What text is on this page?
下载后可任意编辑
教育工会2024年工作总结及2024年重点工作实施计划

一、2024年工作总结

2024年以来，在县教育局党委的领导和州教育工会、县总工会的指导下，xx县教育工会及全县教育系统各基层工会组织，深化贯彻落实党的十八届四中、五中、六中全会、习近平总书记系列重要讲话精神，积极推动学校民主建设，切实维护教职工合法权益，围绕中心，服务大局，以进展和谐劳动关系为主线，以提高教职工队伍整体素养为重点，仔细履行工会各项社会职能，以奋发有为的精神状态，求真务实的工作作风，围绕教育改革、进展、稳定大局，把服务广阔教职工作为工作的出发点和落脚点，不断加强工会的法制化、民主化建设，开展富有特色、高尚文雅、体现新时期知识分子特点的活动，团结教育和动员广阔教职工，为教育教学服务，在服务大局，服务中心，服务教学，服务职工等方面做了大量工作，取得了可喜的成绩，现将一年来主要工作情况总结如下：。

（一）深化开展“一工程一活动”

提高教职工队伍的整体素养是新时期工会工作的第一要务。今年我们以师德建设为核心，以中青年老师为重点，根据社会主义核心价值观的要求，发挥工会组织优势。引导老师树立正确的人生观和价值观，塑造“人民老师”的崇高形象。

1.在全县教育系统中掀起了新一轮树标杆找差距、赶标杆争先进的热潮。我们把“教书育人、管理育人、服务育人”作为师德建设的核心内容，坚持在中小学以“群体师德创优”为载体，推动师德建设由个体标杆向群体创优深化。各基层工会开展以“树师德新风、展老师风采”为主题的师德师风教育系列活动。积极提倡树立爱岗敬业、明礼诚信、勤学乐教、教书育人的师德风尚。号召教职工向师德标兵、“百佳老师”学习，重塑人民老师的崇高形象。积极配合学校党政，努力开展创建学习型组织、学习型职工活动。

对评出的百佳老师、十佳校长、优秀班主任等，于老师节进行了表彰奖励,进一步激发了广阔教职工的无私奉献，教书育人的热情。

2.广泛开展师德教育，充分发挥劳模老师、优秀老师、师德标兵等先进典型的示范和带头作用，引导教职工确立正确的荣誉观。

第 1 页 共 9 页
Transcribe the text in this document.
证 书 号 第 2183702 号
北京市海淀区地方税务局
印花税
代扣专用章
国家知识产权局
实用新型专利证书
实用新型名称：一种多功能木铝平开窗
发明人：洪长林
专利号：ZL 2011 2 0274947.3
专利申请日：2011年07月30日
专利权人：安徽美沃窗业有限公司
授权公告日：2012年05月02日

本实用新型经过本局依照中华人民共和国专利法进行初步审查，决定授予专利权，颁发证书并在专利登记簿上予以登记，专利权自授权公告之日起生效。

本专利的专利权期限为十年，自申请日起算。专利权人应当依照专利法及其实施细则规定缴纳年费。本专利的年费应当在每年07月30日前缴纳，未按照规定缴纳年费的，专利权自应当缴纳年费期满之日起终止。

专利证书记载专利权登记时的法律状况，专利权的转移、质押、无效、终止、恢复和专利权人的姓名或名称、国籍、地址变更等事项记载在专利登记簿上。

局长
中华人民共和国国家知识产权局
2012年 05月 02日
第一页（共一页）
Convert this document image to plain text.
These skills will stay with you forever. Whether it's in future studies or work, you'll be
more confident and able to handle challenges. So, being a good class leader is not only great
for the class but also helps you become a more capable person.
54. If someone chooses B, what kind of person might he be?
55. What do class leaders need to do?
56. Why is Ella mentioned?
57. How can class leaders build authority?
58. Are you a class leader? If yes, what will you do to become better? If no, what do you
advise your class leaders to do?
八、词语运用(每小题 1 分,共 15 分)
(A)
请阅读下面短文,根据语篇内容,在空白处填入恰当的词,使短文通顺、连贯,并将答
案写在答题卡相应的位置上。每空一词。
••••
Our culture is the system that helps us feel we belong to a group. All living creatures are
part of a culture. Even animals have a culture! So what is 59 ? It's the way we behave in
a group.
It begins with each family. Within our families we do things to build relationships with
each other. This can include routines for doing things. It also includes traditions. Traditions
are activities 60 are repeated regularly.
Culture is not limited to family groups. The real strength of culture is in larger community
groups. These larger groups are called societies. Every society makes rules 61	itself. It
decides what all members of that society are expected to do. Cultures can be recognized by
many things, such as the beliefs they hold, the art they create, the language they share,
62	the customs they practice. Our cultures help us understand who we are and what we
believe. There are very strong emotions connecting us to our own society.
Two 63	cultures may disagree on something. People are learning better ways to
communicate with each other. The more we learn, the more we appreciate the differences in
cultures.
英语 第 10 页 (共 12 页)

* * *

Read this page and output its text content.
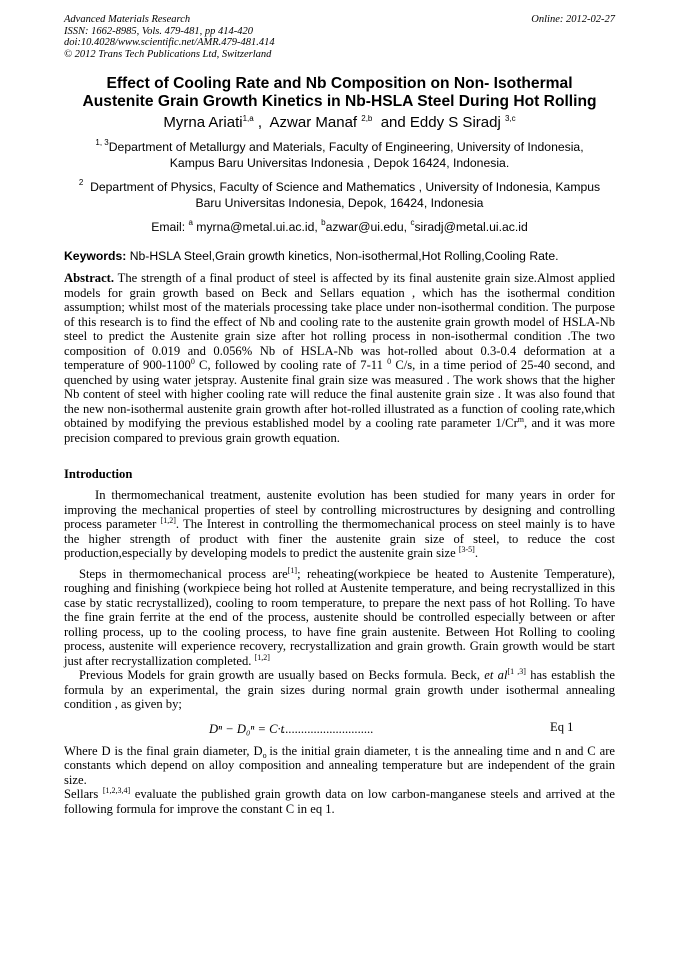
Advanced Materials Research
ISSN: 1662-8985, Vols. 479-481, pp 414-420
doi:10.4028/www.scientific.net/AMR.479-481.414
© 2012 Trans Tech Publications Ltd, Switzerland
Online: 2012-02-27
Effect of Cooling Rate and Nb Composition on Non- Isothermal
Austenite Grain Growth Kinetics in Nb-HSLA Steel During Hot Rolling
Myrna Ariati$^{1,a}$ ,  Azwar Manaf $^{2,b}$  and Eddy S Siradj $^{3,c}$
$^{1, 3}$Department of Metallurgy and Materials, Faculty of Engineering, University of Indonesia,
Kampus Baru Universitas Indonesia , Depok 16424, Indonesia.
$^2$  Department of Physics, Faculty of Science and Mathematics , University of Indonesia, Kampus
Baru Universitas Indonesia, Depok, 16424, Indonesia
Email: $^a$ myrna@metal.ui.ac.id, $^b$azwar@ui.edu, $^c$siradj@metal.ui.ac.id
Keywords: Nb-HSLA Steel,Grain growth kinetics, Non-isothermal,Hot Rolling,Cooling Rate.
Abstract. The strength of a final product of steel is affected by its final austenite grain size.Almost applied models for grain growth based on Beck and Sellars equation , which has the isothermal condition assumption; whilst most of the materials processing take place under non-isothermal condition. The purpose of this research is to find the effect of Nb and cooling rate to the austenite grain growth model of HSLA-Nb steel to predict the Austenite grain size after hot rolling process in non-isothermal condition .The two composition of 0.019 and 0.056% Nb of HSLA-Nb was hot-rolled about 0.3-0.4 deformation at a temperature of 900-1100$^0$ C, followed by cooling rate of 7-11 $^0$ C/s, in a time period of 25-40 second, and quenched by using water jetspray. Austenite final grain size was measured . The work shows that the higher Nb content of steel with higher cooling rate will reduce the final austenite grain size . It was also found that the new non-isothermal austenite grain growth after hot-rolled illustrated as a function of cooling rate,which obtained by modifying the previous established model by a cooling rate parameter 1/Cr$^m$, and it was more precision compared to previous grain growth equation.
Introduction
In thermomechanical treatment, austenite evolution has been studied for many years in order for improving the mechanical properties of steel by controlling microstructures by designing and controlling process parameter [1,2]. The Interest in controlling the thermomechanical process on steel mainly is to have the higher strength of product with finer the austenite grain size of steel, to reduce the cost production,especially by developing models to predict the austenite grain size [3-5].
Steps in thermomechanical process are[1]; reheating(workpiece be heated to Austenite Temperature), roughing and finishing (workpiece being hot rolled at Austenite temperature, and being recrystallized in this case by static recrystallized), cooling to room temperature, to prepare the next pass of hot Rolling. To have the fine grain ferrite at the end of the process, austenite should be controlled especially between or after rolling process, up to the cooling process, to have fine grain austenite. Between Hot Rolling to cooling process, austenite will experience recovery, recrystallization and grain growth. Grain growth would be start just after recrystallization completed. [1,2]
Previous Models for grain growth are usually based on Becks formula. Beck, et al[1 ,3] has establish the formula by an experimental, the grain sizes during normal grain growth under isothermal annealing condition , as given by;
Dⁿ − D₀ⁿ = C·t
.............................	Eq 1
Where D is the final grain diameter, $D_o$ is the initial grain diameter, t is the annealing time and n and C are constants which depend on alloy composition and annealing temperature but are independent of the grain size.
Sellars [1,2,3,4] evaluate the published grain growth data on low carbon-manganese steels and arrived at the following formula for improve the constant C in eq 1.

--

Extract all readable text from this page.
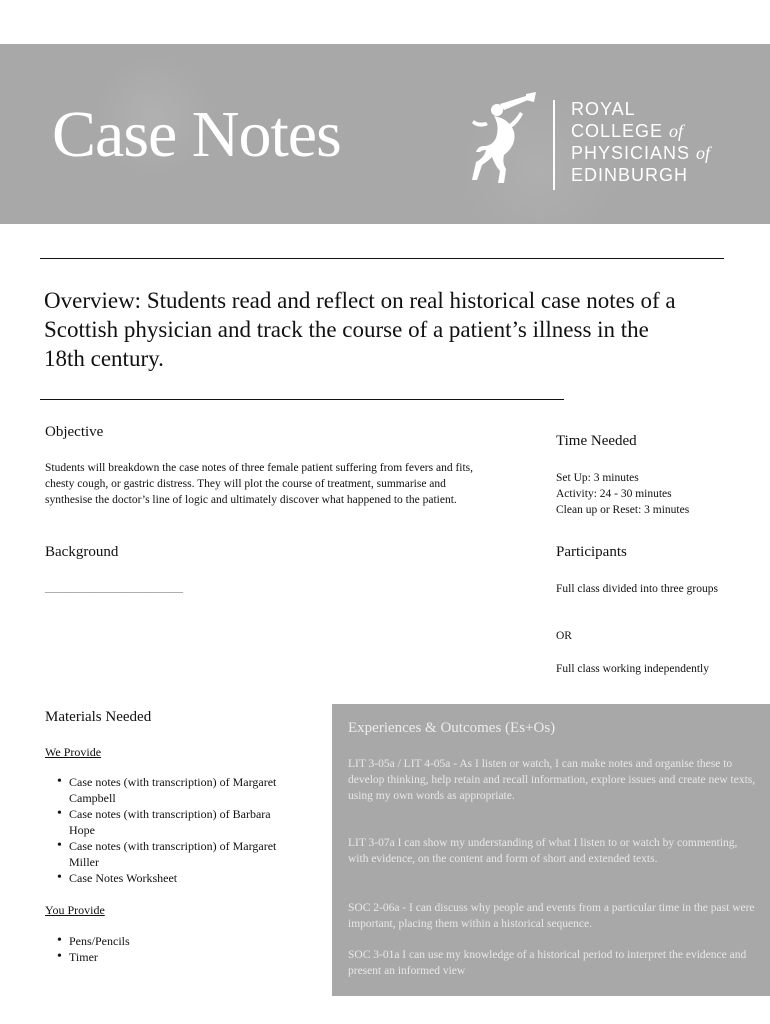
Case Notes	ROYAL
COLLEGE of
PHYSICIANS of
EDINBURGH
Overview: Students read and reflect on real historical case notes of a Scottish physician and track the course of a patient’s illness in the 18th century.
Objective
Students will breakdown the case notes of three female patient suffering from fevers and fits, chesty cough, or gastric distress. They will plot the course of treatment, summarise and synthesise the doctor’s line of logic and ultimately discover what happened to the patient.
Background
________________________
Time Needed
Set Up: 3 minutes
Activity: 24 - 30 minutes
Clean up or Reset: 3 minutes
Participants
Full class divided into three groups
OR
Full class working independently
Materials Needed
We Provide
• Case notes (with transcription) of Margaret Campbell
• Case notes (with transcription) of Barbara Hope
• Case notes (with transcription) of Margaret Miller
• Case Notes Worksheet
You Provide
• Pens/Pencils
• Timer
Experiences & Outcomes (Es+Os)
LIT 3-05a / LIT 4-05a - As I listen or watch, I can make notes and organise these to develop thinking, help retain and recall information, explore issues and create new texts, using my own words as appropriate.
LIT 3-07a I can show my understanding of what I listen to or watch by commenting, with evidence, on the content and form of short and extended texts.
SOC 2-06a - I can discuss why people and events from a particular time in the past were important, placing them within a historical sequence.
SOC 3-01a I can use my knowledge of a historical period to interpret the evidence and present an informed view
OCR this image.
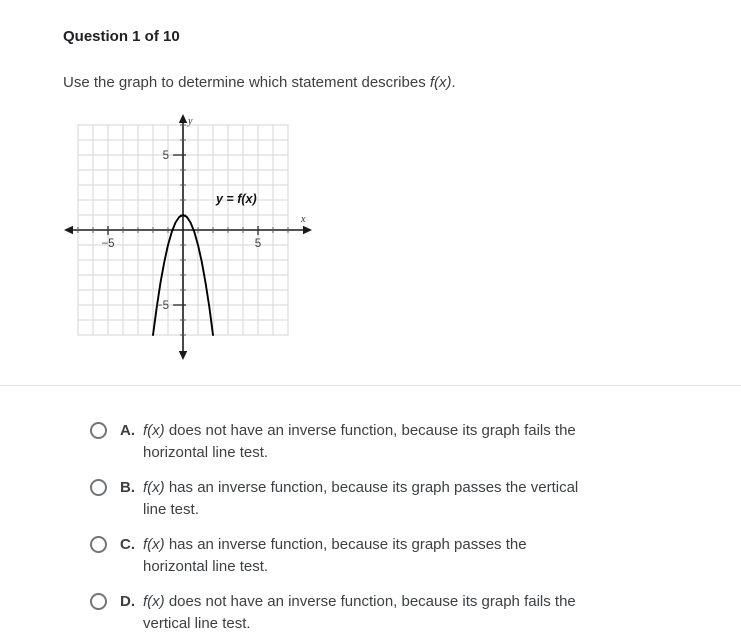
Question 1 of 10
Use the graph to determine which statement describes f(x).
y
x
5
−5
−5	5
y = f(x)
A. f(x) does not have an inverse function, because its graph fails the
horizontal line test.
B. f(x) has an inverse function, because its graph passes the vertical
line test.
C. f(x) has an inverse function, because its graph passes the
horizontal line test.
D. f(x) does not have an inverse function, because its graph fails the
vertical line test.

◆ PROBLEM TO SOLVE ◆
Find the string "each" in the listing and return every line that holds it.

◆ RESULT OF THIS TASK ◆
It begins with each family. Within our families we do things to build relationships with
each other. This can include routines for doing things. It also includes traditions. Traditions
communicate with each other. The more we learn, the more we appreciate the differences in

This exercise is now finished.